Given request:
Set down every entry again word for word, please, but skip the pictures.

-- begin --

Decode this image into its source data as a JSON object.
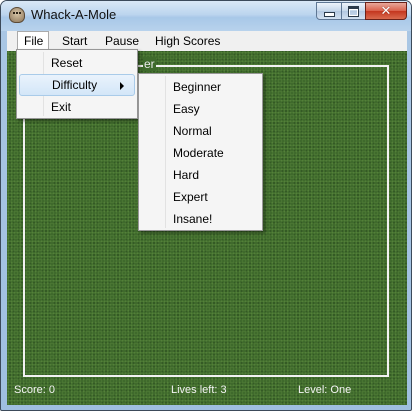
{
  "window": {
    "title": "Whack-A-Mole"
  },
  "menubar": {
    "items": [
      "File",
      "Start",
      "Pause",
      "High Scores"
    ]
  },
  "file_menu": {
    "items": [
      "Reset",
      "Difficulty",
      "Exit"
    ]
  },
  "difficulty_menu": {
    "items": [
      "Beginner",
      "Easy",
      "Normal",
      "Moderate",
      "Hard",
      "Expert",
      "Insane!"
    ]
  },
  "field": {
    "label_fragment": "er"
  },
  "status": {
    "score": "Score: 0",
    "lives": "Lives left: 3",
    "level": "Level: One"
  },
  "icons": {
    "app": "mole-icon",
    "minimize": "minimize-icon",
    "maximize": "maximize-icon",
    "close": "close-icon",
    "submenu": "submenu-arrow-icon"
  },
  "colors": {
    "field_green": "#3f6a2c",
    "menu_highlight": "#d3e6f8"
  }
}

-- end --

Exercise output:
Decode this image into its source data as a JSON object.
{
  "window": {
    "title": "Whack-A-Mole"
  },
  "menubar": {
    "items": [
      "File",
      "Start",
      "Pause",
      "High Scores"
    ]
  },
  "file_menu": {
    "items": [
      "Reset",
      "Difficulty",
      "Exit"
    ]
  },
  "difficulty_menu": {
    "items": [
      "Beginner",
      "Easy",
      "Normal",
      "Moderate",
      "Hard",
      "Expert",
      "Insane!"
    ]
  },
  "field": {
    "label_fragment": "er"
  },
  "status": {
    "score": "Score: 0",
    "lives": "Lives left: 3",
    "level": "Level: One"
  },
  "icons": {
    "app": "mole-icon",
    "minimize": "minimize-icon",
    "maximize": "maximize-icon",
    "close": "close-icon",
    "submenu": "submenu-arrow-icon"
  },
  "colors": {
    "field_green": "#3f6a2c",
    "menu_highlight": "#d3e6f8"
  }
}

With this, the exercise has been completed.